---------- TEXT EXCERPT ----------

Fromlkcl <luke.leighton@gmail.com>
Date2011-07-24 12:30 -0700
Message-ID<d7261ed9-6eb6-437f-9670-bcb066fd2d5c@t5g2000yqj.googlegroups.com>
In reply to#9928
On Jul 20, 3:34 am, Terry Reedy <tjre...@udel.edu> wrote:
> On 7/19/2011 10:12 PM, sturlamolden wrote:
>
>
>
> > What is wrong with them:
>
> > 1. Designed for other languages, particularly C++, tcl and Java.
>
> > 2. Bloatware. Qt and wxWidgets are C++ application frameworks. (Python
> > has a standard library!)
>
> > 3. Unpythonic memory management: Python references to deleted C++
> > objects (PyQt). Manual dialog destruction (wxPython). Parent-child
> > ownership might be smart in C++, but in Python we have a garbage
> > collector.
>
> > 4. They might look bad (Tkinter, Swing with Jython).
>
> > 5. All projects to write a Python GUI toolkit die before they are
> > finished. (General lack of interest, bindings for Qt or wxWidgets
> > bloatware are mature, momentum for web development etc.)
>
> Greg Ewing's pygui project is still going and releasing new versions.
>
>
>
> > How I would prefer the GUI library to be, if based on "native"
> > widgets:
>
> > 1. Lean and mean -- do nothing but GUI. No database API, networking
> > API, threading API, etc.
>
> > 2. Do as much processing in Python as possible. No more native code
> > (C, C++, Cython) than needed.
>
> > 3. Instances of extension types can clean themselves up on
> > deallocation. No parent-child ownership model to mess things up. No
> > manual clean-up. Python does all the reference counting we need.
>
> > 4. No artist framework. Use OpenGL, Cairo, AGG or whatever else is
> > suitable.
>
> > 5. No particular GUI thread synchronization is needed  -- Python has a
> > GIL.
>
> > 6. Expose the event loop to Python.

----------

* **WHAT TO DO**
Continue the mailing-list post about Python GUI toolkits, starting after its last line.

---------- RECORD LIST ----------

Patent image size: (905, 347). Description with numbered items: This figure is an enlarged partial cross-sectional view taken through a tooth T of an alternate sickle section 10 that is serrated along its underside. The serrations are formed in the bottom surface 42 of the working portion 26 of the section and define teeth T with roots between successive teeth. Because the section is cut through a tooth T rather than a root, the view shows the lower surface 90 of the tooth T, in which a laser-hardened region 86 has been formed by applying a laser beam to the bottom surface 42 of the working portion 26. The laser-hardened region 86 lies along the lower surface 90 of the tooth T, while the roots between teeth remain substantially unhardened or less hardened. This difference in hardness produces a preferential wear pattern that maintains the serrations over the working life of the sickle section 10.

----------
---------- RECORD LIST ----------

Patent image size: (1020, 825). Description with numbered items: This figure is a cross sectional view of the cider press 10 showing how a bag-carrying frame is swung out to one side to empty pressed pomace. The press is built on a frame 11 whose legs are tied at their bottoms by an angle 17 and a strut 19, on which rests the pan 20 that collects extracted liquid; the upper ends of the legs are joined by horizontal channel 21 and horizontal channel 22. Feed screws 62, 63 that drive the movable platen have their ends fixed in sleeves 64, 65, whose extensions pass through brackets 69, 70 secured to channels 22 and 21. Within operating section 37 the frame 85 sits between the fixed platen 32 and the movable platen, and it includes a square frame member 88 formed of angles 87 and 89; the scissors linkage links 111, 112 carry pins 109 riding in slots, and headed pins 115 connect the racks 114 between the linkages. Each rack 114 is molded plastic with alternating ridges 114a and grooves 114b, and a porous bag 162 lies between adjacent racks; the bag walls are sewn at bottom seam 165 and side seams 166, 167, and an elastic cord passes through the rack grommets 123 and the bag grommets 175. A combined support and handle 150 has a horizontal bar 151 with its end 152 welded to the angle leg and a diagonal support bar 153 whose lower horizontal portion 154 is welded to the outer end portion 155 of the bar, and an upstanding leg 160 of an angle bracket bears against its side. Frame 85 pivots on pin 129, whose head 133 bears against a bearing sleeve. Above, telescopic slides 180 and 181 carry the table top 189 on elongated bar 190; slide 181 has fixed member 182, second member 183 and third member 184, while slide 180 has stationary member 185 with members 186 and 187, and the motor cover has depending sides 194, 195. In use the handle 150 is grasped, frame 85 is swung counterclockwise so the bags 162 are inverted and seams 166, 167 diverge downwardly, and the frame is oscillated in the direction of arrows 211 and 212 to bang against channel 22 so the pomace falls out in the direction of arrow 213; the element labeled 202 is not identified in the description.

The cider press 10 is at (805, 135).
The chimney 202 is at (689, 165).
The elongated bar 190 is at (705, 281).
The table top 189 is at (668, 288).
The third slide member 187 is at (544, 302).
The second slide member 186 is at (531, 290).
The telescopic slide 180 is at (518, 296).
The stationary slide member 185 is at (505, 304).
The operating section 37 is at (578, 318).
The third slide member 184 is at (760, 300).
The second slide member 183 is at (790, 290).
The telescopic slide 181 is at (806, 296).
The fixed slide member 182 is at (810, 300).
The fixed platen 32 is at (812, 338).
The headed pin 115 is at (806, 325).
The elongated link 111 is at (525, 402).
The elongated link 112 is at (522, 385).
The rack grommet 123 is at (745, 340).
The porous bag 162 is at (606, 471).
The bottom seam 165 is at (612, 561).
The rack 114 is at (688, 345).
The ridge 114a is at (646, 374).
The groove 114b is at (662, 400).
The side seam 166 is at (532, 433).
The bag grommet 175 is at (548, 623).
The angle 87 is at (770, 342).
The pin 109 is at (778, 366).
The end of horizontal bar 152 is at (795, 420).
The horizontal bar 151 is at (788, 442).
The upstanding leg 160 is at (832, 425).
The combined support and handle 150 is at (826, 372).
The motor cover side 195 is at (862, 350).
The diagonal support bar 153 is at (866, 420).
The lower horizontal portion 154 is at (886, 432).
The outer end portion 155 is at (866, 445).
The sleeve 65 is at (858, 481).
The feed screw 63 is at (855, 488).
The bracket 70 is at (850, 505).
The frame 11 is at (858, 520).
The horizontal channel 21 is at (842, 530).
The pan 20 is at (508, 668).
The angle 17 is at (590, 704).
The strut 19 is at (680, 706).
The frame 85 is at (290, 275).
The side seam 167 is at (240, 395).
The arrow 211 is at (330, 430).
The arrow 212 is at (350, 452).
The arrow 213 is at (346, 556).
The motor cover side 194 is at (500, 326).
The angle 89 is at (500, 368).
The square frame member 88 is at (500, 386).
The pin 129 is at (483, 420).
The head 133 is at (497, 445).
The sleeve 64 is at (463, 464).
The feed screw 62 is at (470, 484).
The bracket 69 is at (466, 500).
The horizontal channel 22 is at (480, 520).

----------
---------- RECORD LIST ----------

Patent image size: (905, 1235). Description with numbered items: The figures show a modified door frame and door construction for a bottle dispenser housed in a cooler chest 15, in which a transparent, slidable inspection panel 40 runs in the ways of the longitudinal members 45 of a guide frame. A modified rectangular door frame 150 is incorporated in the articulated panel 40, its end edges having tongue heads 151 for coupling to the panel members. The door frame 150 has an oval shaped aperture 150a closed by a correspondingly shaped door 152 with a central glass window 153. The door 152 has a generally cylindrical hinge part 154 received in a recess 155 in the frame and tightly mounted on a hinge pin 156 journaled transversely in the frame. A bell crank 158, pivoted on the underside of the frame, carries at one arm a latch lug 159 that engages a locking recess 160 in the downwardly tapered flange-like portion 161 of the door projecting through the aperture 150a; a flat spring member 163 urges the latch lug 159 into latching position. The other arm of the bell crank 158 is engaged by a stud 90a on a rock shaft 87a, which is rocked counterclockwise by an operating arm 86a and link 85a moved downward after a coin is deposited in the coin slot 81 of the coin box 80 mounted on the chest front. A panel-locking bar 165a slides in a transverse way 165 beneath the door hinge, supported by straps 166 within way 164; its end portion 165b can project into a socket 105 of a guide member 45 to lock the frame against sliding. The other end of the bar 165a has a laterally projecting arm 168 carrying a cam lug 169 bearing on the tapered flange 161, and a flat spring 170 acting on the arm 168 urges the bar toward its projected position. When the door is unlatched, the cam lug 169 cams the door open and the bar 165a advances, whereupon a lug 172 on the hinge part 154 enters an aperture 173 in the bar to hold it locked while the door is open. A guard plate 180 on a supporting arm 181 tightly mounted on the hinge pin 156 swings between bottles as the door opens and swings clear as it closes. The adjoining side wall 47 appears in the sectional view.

----------

* **SOLVED PROBLEM**
>
> > 7. Preferably BSD-style license, not even LGPL.
>
> > 8. Written for Python in Python -- not bindings for a C++ or tcl
> > toolkit.
>
> I think you described pygui.
>
> > Is it worth the hassle to start a new GUI toolkit project?
>
> Ask Greg what you might help with.
>
> > Or should modern deskop apps be written with something completely
> > different, such as HTML5?
>
> An interesting question. I think thepyjamasproject is aimed in this
> direction,

 weeelll... we kinda want to keep as many platforms supported as
possible, so that includes IE6 canvas (VML) which surprisingly works
pretty damn good, the only thing missing is being able to add text to
VML canvas: everything else (including colour gradients) shockingly
actually works.  it's slow, but what do you expect out of IE6, duh.

 but yes we're finding that an increasing number of people are saying
"i wrote a pyajamas app, it used direct HTML5, sod the browsers that
don't properly support HTML5" and i think that's a good thing.


> but the author says he will never port to Py3. (He explained
> his reasons on this list when I suggested that.)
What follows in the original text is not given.